── Dataset extract ──

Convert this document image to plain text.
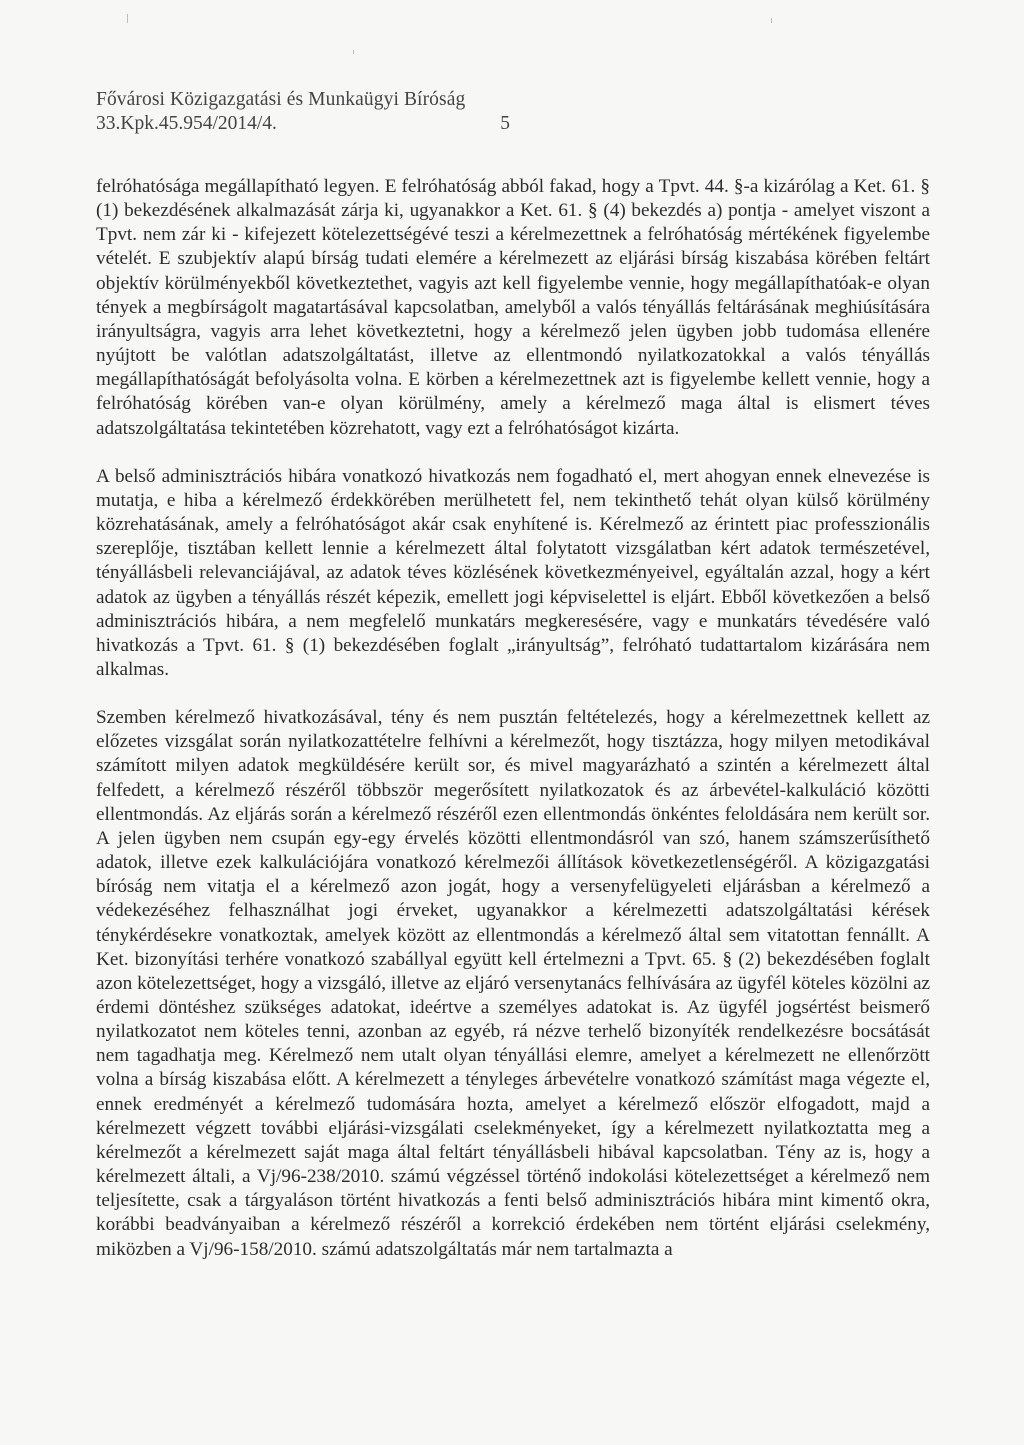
Fővárosi Közigazgatási és Munkaügyi Bíróság
33.Kpk.45.954/2014/4.	5

felróhatósága megállapítható legyen. E felróhatóság abból fakad, hogy a Tpvt. 44. §-a kizárólag a Ket. 61. § (1) bekezdésének alkalmazását zárja ki, ugyanakkor a Ket. 61. § (4) bekezdés a) pontja - amelyet viszont a Tpvt. nem zár ki - kifejezett kötelezettségévé teszi a kérelmezettnek a felróhatóság mértékének figyelembe vételét. E szubjektív alapú bírság tudati elemére a kérelmezett az eljárási bírság kiszabása körében feltárt objektív körülményekből következtethet, vagyis azt kell figyelembe vennie, hogy megállapíthatóak-e olyan tények a megbírságolt magatartásával kapcsolatban, amelyből a valós tényállás feltárásának meghiúsítására irányultságra, vagyis arra lehet következtetni, hogy a kérelmező jelen ügyben jobb tudomása ellenére nyújtott be valótlan adatszolgáltatást, illetve az ellentmondó nyilatkozatokkal a valós tényállás megállapíthatóságát befolyásolta volna. E körben a kérelmezettnek azt is figyelembe kellett vennie, hogy a felróhatóság körében van-e olyan körülmény, amely a kérelmező maga által is elismert téves adatszolgáltatása tekintetében közrehatott, vagy ezt a felróhatóságot kizárta.

A belső adminisztrációs hibára vonatkozó hivatkozás nem fogadható el, mert ahogyan ennek elnevezése is mutatja, e hiba a kérelmező érdekkörében merülhetett fel, nem tekinthető tehát olyan külső körülmény közrehatásának, amely a felróhatóságot akár csak enyhítené is. Kérelmező az érintett piac professzionális szereplője, tisztában kellett lennie a kérelmezett által folytatott vizsgálatban kért adatok természetével, tényállásbeli relevanciájával, az adatok téves közlésének következményeivel, egyáltalán azzal, hogy a kért adatok az ügyben a tényállás részét képezik, emellett jogi képviselettel is eljárt. Ebből következően a belső adminisztrációs hibára, a nem megfelelő munkatárs megkeresésére, vagy e munkatárs tévedésére való hivatkozás a Tpvt. 61. § (1) bekezdésében foglalt „irányultság”, felróható tudattartalom kizárására nem alkalmas.

Szemben kérelmező hivatkozásával, tény és nem pusztán feltételezés, hogy a kérelmezettnek kellett az előzetes vizsgálat során nyilatkozattételre felhívni a kérelmezőt, hogy tisztázza, hogy milyen metodikával számított milyen adatok megküldésére került sor, és mivel magyarázható a szintén a kérelmezett által felfedett, a kérelmező részéről többször megerősített nyilatkozatok és az árbevétel-kalkuláció közötti ellentmondás. Az eljárás során a kérelmező részéről ezen ellentmondás önkéntes feloldására nem került sor. A jelen ügyben nem csupán egy-egy érvelés közötti ellentmondásról van szó, hanem számszerűsíthető adatok, illetve ezek kalkulációjára vonatkozó kérelmezői állítások következetlenségéről. A közigazgatási bíróság nem vitatja el a kérelmező azon jogát, hogy a versenyfelügyeleti eljárásban a kérelmező a védekezéséhez felhasználhat jogi érveket, ugyanakkor a kérelmezetti adatszolgáltatási kérések ténykérdésekre vonatkoztak, amelyek között az ellentmondás a kérelmező által sem vitatottan fennállt. A Ket. bizonyítási terhére vonatkozó szabállyal együtt kell értelmezni a Tpvt. 65. § (2) bekezdésében foglalt azon kötelezettséget, hogy a vizsgáló, illetve az eljáró versenytanács felhívására az ügyfél köteles közölni az érdemi döntéshez szükséges adatokat, ideértve a személyes adatokat is. Az ügyfél jogsértést beismerő nyilatkozatot nem köteles tenni, azonban az egyéb, rá nézve terhelő bizonyíték rendelkezésre bocsátását nem tagadhatja meg. Kérelmező nem utalt olyan tényállási elemre, amelyet a kérelmezett ne ellenőrzött volna a bírság kiszabása előtt. A kérelmezett a tényleges árbevételre vonatkozó számítást maga végezte el, ennek eredményét a kérelmező tudomására hozta, amelyet a kérelmező először elfogadott, majd a kérelmezett végzett további eljárási-vizsgálati cselekményeket, így a kérelmezett nyilatkoztatta meg a kérelmezőt a kérelmezett saját maga által feltárt tényállásbeli hibával kapcsolatban. Tény az is, hogy a kérelmezett általi, a Vj/96-238/2010. számú végzéssel történő indokolási kötelezettséget a kérelmező nem teljesítette, csak a tárgyaláson történt hivatkozás a fenti belső adminisztrációs hibára mint kimentő okra, korábbi beadványaiban a kérelmező részéről a korrekció érdekében nem történt eljárási cselekmény, miközben a Vj/96-158/2010. számú adatszolgáltatás már nem tartalmazta a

───

What you will do:
Without including any pictures, reproduce the listing exactly.

Reply:
Convert this document image to plain text.
Fővárosi Közigazgatási és Munkaügyi Bíróság
33.Kpk.45.954/2014/4.	5

felróhatósága megállapítható legyen. E felróhatóság abból fakad, hogy a Tpvt. 44. §-a kizárólag a Ket. 61. § (1) bekezdésének alkalmazását zárja ki, ugyanakkor a Ket. 61. § (4) bekezdés a) pontja - amelyet viszont a Tpvt. nem zár ki - kifejezett kötelezettségévé teszi a kérelmezettnek a felróhatóság mértékének figyelembe vételét. E szubjektív alapú bírság tudati elemére a kérelmezett az eljárási bírság kiszabása körében feltárt objektív körülményekből következtethet, vagyis azt kell figyelembe vennie, hogy megállapíthatóak-e olyan tények a megbírságolt magatartásával kapcsolatban, amelyből a valós tényállás feltárásának meghiúsítására irányultságra, vagyis arra lehet következtetni, hogy a kérelmező jelen ügyben jobb tudomása ellenére nyújtott be valótlan adatszolgáltatást, illetve az ellentmondó nyilatkozatokkal a valós tényállás megállapíthatóságát befolyásolta volna. E körben a kérelmezettnek azt is figyelembe kellett vennie, hogy a felróhatóság körében van-e olyan körülmény, amely a kérelmező maga által is elismert téves adatszolgáltatása tekintetében közrehatott, vagy ezt a felróhatóságot kizárta.

A belső adminisztrációs hibára vonatkozó hivatkozás nem fogadható el, mert ahogyan ennek elnevezése is mutatja, e hiba a kérelmező érdekkörében merülhetett fel, nem tekinthető tehát olyan külső körülmény közrehatásának, amely a felróhatóságot akár csak enyhítené is. Kérelmező az érintett piac professzionális szereplője, tisztában kellett lennie a kérelmezett által folytatott vizsgálatban kért adatok természetével, tényállásbeli relevanciájával, az adatok téves közlésének következményeivel, egyáltalán azzal, hogy a kért adatok az ügyben a tényállás részét képezik, emellett jogi képviselettel is eljárt. Ebből következően a belső adminisztrációs hibára, a nem megfelelő munkatárs megkeresésére, vagy e munkatárs tévedésére való hivatkozás a Tpvt. 61. § (1) bekezdésében foglalt „irányultság”, felróható tudattartalom kizárására nem alkalmas.

Szemben kérelmező hivatkozásával, tény és nem pusztán feltételezés, hogy a kérelmezettnek kellett az előzetes vizsgálat során nyilatkozattételre felhívni a kérelmezőt, hogy tisztázza, hogy milyen metodikával számított milyen adatok megküldésére került sor, és mivel magyarázható a szintén a kérelmezett által felfedett, a kérelmező részéről többször megerősített nyilatkozatok és az árbevétel-kalkuláció közötti ellentmondás. Az eljárás során a kérelmező részéről ezen ellentmondás önkéntes feloldására nem került sor. A jelen ügyben nem csupán egy-egy érvelés közötti ellentmondásról van szó, hanem számszerűsíthető adatok, illetve ezek kalkulációjára vonatkozó kérelmezői állítások következetlenségéről. A közigazgatási bíróság nem vitatja el a kérelmező azon jogát, hogy a versenyfelügyeleti eljárásban a kérelmező a védekezéséhez felhasználhat jogi érveket, ugyanakkor a kérelmezetti adatszolgáltatási kérések ténykérdésekre vonatkoztak, amelyek között az ellentmondás a kérelmező által sem vitatottan fennállt. A Ket. bizonyítási terhére vonatkozó szabállyal együtt kell értelmezni a Tpvt. 65. § (2) bekezdésében foglalt azon kötelezettséget, hogy a vizsgáló, illetve az eljáró versenytanács felhívására az ügyfél köteles közölni az érdemi döntéshez szükséges adatokat, ideértve a személyes adatokat is. Az ügyfél jogsértést beismerő nyilatkozatot nem köteles tenni, azonban az egyéb, rá nézve terhelő bizonyíték rendelkezésre bocsátását nem tagadhatja meg. Kérelmező nem utalt olyan tényállási elemre, amelyet a kérelmezett ne ellenőrzött volna a bírság kiszabása előtt. A kérelmezett a tényleges árbevételre vonatkozó számítást maga végezte el, ennek eredményét a kérelmező tudomására hozta, amelyet a kérelmező először elfogadott, majd a kérelmezett végzett további eljárási-vizsgálati cselekményeket, így a kérelmezett nyilatkoztatta meg a kérelmezőt a kérelmezett saját maga által feltárt tényállásbeli hibával kapcsolatban. Tény az is, hogy a kérelmezett általi, a Vj/96-238/2010. számú végzéssel történő indokolási kötelezettséget a kérelmező nem teljesítette, csak a tárgyaláson történt hivatkozás a fenti belső adminisztrációs hibára mint kimentő okra, korábbi beadványaiban a kérelmező részéről a korrekció érdekében nem történt eljárási cselekmény, miközben a Vj/96-158/2010. számú adatszolgáltatás már nem tartalmazta a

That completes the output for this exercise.